Look through the material below. Copy each line that contains the string "cccccc".

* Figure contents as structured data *
**********

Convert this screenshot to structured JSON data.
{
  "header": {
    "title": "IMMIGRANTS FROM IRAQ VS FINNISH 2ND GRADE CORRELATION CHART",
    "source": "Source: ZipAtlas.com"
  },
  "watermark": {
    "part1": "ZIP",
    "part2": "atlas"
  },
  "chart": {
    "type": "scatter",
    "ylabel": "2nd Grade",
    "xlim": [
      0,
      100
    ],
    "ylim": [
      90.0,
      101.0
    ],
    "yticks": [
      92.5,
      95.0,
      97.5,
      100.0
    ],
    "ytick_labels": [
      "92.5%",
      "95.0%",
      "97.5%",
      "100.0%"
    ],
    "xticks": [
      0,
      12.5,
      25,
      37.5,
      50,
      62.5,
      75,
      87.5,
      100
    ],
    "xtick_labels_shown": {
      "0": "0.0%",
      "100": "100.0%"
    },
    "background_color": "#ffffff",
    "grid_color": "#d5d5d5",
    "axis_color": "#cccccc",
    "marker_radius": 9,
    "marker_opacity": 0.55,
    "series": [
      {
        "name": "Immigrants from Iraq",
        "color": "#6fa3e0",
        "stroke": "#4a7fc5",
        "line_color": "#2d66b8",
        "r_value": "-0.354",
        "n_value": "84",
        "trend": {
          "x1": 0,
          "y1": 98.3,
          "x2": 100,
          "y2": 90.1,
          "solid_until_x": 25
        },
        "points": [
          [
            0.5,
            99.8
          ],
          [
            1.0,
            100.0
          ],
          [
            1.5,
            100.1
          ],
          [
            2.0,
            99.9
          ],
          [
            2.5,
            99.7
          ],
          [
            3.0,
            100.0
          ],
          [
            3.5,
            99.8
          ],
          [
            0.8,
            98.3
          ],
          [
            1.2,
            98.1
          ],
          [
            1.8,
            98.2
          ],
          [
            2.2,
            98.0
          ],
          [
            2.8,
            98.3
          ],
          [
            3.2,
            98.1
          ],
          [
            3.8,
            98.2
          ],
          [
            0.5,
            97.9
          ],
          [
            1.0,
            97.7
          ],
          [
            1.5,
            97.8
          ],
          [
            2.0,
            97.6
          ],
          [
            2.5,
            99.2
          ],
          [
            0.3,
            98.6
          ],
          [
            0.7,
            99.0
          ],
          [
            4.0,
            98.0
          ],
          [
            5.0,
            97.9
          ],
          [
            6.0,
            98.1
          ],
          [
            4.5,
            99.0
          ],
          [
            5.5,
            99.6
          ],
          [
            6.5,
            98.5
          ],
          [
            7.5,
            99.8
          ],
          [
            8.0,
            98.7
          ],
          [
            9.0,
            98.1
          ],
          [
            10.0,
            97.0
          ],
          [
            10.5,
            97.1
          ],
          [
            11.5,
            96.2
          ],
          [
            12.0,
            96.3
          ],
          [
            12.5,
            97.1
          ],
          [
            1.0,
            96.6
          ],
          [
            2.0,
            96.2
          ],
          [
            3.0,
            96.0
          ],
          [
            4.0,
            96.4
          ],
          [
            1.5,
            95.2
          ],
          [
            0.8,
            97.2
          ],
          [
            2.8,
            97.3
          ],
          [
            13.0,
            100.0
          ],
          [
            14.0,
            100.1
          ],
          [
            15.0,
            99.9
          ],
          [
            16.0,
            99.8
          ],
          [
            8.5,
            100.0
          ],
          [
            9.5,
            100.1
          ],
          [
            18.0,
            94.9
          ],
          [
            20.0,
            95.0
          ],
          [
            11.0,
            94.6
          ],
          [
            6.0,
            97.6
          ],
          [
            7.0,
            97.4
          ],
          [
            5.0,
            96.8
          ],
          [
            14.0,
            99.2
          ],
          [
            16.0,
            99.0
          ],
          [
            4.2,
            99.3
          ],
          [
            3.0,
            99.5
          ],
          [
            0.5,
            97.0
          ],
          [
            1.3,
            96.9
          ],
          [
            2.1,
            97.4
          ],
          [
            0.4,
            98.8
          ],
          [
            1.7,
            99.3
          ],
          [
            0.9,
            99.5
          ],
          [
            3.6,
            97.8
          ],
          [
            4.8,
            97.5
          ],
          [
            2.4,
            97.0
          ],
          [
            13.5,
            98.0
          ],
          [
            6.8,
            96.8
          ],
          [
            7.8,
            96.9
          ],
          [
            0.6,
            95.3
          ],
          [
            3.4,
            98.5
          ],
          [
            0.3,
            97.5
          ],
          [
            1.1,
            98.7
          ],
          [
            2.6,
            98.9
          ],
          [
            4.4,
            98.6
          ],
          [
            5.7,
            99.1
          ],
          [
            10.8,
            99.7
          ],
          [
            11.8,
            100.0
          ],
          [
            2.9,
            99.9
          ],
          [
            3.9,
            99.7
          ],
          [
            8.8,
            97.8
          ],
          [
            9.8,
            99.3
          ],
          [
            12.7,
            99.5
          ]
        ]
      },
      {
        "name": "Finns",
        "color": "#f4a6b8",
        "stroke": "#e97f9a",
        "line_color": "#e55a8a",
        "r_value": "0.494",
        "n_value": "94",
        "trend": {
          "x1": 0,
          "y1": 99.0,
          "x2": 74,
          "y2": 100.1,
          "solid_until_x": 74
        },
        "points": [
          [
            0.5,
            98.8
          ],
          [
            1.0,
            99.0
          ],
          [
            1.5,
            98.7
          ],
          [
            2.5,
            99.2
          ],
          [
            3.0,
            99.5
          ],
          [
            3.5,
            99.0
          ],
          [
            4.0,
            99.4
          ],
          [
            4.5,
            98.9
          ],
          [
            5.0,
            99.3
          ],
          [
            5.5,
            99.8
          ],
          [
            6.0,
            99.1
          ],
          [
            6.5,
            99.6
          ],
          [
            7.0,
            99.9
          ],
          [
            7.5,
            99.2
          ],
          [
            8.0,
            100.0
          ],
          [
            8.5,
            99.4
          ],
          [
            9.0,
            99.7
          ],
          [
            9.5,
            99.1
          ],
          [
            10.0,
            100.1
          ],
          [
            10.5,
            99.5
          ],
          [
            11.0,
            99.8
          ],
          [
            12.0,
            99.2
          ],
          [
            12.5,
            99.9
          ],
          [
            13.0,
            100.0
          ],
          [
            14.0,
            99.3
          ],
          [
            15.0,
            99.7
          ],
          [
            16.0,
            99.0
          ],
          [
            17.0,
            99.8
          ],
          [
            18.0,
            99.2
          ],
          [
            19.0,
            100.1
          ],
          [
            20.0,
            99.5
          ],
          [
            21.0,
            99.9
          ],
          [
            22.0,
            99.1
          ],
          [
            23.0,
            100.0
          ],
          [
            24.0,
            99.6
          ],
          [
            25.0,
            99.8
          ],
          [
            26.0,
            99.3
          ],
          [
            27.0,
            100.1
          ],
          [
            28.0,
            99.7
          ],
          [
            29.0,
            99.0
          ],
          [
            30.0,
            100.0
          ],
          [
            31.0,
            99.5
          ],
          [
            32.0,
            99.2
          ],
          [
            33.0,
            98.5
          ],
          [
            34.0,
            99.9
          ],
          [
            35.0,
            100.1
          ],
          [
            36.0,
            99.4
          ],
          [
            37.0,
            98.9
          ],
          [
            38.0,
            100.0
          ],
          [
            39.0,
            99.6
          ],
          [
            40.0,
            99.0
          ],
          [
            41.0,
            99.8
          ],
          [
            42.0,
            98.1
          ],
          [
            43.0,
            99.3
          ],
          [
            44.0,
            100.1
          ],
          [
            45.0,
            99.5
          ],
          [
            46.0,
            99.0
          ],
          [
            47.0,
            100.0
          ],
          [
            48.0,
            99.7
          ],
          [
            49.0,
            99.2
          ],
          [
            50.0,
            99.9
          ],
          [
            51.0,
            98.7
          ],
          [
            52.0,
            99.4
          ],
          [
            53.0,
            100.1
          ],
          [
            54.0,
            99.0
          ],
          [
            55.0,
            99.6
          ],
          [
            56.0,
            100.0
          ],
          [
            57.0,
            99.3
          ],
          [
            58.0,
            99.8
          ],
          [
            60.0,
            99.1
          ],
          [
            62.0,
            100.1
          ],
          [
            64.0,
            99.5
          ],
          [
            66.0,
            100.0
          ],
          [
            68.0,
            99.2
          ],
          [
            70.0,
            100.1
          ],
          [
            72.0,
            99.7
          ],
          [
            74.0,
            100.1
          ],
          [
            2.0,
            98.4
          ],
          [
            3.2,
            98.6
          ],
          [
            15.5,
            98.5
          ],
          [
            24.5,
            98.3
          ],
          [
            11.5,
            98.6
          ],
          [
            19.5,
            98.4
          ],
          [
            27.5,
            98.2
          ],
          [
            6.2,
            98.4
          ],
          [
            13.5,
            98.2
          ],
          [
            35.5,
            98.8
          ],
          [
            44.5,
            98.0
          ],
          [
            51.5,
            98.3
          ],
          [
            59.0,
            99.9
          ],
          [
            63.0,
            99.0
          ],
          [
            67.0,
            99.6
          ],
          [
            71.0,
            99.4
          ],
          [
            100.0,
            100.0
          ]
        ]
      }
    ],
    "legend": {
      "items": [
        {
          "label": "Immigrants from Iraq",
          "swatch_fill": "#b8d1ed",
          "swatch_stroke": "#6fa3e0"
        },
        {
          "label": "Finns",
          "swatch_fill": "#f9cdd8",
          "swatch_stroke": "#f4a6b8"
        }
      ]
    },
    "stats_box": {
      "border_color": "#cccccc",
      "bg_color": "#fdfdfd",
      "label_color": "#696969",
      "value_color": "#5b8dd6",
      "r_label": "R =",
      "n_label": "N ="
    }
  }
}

**********

* Task result *
    "axis_color": "#cccccc",
      "border_color": "#cccccc",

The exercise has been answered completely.